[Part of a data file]
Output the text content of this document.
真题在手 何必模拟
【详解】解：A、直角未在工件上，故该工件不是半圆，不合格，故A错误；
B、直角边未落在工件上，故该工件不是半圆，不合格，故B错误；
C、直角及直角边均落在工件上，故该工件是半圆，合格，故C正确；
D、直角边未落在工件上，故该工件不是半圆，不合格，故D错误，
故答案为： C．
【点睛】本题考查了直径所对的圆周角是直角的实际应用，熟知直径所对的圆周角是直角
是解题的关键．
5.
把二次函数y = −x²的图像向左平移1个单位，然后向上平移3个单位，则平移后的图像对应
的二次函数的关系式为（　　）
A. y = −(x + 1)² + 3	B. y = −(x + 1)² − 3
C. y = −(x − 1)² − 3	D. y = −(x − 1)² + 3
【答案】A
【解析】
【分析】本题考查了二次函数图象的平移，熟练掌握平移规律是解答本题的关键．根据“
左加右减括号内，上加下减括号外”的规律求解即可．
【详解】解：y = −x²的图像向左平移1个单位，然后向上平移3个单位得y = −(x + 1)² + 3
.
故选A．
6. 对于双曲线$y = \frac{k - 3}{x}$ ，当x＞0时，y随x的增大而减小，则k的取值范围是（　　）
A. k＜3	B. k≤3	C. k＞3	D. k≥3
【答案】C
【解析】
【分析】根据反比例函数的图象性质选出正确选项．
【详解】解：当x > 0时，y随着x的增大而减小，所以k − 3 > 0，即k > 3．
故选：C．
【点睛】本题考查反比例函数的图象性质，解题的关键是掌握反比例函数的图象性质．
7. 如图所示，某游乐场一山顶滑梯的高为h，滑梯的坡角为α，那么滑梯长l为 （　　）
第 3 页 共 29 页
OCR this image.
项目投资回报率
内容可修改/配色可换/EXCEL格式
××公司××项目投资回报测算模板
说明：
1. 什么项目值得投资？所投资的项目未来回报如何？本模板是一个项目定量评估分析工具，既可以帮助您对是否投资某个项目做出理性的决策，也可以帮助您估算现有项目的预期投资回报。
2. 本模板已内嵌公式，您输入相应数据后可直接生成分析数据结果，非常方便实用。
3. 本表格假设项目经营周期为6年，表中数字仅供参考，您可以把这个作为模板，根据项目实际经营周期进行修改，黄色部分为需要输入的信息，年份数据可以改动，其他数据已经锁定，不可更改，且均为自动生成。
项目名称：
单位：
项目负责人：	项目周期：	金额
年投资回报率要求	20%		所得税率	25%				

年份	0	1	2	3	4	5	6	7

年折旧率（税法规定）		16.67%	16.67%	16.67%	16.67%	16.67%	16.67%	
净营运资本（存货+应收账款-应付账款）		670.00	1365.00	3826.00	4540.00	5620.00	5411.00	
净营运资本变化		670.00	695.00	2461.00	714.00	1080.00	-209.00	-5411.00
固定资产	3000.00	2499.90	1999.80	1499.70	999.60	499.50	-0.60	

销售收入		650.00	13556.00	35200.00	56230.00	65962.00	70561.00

Objective: Collect the complete line wherever the string "this" appears in the records.

The output:
Output the text content of this document.
OCR this image.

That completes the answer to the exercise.